— Stated task —
Search the data for the word "text" and copy every line that contains it.

[Dataset listings of figures]
......

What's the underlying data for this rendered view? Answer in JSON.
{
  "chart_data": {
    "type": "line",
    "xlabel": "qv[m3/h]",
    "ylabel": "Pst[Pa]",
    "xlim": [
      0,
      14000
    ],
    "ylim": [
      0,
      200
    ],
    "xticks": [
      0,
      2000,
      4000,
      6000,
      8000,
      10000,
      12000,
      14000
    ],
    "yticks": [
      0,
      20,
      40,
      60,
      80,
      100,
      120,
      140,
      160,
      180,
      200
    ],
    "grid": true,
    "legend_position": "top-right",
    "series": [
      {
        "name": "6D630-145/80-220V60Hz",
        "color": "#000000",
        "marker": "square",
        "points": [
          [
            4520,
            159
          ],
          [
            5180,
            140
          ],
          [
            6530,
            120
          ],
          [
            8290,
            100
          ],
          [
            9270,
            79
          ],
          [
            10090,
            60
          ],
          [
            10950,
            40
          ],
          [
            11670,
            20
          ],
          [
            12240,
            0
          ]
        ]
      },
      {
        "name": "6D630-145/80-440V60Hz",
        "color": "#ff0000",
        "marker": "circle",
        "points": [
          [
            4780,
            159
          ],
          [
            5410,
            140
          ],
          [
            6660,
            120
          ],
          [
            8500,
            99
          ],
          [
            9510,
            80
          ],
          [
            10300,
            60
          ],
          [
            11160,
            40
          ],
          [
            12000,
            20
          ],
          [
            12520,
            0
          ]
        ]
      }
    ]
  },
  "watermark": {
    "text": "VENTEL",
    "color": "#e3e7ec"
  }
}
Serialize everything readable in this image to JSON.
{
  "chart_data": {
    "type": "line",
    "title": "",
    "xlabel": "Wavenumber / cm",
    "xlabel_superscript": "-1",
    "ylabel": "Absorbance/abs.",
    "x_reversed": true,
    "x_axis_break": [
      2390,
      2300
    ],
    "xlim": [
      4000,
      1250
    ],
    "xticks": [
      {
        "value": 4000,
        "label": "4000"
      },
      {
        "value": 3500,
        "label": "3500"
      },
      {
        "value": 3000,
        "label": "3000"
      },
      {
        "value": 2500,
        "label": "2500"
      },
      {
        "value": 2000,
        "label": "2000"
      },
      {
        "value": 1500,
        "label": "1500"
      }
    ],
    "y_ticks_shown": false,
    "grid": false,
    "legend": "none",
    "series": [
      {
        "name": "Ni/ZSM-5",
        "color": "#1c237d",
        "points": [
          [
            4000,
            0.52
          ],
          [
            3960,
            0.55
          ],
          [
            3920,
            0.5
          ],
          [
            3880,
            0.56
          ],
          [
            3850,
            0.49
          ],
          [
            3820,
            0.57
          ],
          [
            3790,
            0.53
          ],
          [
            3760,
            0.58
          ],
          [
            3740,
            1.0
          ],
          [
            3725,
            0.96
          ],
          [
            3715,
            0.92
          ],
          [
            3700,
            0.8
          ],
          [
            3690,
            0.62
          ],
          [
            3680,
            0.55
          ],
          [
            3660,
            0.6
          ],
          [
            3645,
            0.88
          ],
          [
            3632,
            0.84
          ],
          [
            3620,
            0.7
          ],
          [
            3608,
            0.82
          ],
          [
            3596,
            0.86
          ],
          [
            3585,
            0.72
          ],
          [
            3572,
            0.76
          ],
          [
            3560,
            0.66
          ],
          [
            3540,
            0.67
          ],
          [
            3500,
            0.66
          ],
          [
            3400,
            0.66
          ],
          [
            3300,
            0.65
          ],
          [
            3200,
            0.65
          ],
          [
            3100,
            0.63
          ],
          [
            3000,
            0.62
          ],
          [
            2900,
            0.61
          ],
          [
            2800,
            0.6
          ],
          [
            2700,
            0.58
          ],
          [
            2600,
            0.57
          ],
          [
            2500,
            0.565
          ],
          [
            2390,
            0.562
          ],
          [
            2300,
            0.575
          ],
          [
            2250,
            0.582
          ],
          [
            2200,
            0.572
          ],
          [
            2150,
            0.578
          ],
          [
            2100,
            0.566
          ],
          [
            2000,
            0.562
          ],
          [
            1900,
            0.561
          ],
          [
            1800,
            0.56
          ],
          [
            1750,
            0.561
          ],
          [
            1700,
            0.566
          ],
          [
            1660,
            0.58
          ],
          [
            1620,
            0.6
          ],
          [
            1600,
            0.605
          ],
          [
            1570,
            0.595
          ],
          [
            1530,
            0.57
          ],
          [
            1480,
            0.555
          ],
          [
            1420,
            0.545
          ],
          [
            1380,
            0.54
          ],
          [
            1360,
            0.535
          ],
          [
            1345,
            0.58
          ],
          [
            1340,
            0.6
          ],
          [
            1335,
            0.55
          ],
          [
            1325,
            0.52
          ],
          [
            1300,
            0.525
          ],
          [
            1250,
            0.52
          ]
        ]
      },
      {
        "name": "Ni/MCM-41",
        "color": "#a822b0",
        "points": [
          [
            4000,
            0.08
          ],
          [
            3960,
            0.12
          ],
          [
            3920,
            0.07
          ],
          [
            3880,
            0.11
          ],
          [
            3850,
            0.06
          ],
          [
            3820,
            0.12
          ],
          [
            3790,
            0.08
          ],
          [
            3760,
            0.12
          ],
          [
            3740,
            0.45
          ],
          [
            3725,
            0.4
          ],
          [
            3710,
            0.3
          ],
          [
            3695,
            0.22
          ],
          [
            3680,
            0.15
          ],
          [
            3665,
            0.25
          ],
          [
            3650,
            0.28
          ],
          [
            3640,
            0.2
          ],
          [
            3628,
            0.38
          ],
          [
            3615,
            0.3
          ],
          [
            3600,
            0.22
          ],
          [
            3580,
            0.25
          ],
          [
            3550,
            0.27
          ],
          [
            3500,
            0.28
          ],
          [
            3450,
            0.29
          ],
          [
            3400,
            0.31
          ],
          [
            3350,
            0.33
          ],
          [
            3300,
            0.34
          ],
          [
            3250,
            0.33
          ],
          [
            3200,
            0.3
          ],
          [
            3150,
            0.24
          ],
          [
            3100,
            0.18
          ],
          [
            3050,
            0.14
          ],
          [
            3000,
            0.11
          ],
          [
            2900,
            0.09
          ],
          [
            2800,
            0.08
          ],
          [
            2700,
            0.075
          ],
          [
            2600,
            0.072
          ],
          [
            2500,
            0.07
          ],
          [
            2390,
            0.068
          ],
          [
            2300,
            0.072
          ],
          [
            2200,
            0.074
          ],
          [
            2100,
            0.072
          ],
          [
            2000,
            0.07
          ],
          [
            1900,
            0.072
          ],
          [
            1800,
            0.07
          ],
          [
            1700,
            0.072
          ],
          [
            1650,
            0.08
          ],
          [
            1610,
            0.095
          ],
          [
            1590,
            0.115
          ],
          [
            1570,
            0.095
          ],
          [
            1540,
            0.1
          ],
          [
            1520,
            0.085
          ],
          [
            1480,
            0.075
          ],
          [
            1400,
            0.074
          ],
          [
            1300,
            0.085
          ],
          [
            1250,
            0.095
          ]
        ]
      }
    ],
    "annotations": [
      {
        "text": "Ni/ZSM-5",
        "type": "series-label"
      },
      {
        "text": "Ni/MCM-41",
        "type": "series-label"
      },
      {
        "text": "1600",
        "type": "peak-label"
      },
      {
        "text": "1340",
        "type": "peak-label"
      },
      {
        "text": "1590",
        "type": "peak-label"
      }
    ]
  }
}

......

— Expected answer —
    "text": "VENTEL",
        "text": "Ni/ZSM-5",
        "text": "Ni/MCM-41",
        "text": "1600",
        "text": "1340",
        "text": "1590",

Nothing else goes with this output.